Given problem:
List, from the lines below, each one with "ایجاد" in it.

The records:

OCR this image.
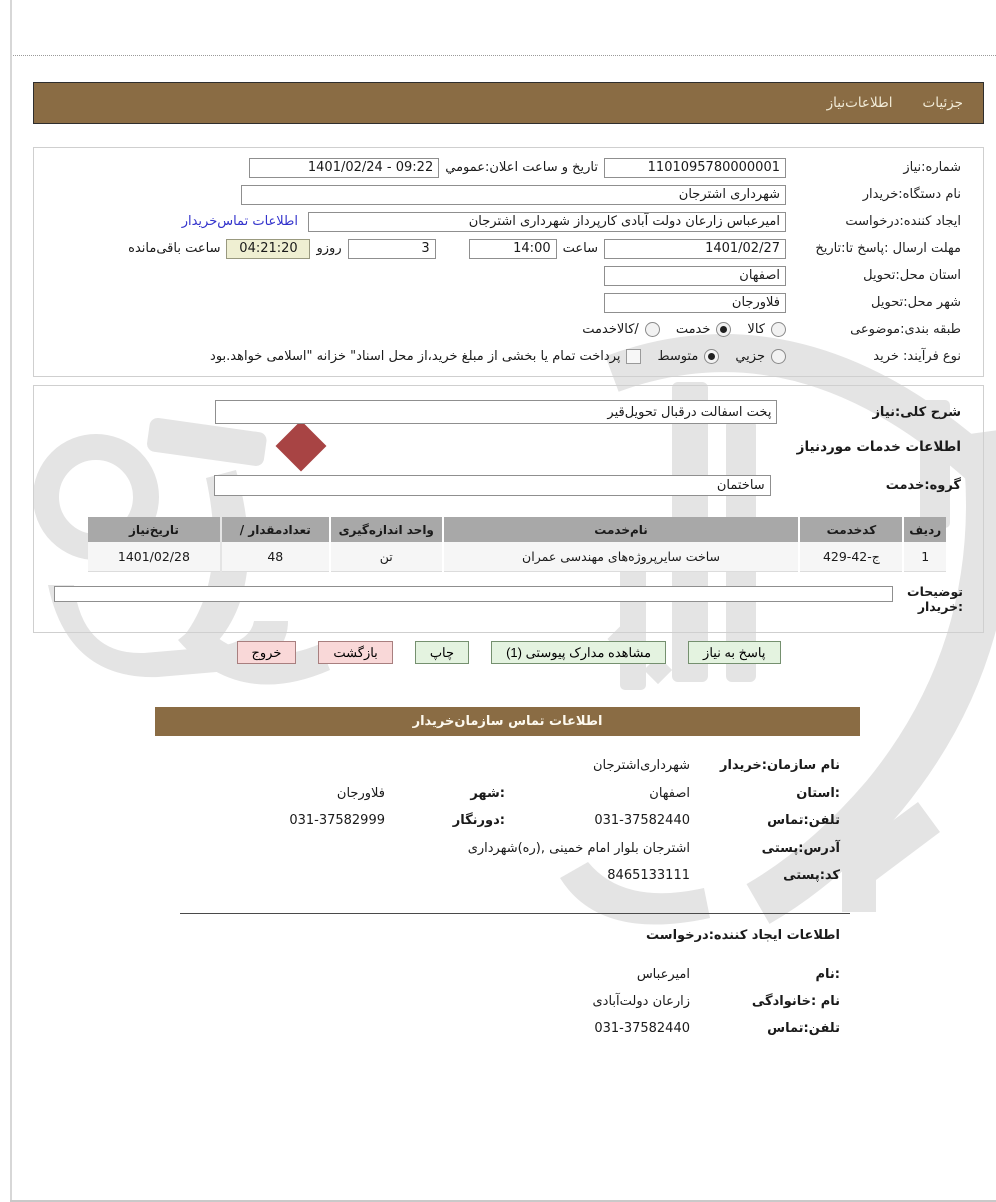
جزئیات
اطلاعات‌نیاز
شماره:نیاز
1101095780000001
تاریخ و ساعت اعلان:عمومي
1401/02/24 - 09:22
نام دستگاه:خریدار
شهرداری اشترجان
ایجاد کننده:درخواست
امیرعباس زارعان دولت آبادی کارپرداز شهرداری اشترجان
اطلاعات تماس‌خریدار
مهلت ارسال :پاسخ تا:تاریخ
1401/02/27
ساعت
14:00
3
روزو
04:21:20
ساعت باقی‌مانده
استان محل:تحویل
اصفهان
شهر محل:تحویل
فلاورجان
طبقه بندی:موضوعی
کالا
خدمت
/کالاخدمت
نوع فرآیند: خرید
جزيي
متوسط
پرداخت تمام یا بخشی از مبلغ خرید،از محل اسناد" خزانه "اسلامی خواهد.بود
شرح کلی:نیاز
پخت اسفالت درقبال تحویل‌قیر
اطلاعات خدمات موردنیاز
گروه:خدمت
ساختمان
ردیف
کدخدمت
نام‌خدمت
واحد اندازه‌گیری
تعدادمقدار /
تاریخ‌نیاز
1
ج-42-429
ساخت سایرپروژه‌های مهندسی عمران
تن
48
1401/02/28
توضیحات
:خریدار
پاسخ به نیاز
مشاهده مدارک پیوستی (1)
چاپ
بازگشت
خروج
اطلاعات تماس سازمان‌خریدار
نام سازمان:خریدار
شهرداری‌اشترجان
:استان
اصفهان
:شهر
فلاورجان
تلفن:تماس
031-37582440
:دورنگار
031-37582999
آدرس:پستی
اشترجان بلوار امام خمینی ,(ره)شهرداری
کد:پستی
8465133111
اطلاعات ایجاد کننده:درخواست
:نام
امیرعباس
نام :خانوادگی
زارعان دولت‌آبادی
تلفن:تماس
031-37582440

Solution:
ایجاد کننده:درخواست
اطلاعات ایجاد کننده:درخواست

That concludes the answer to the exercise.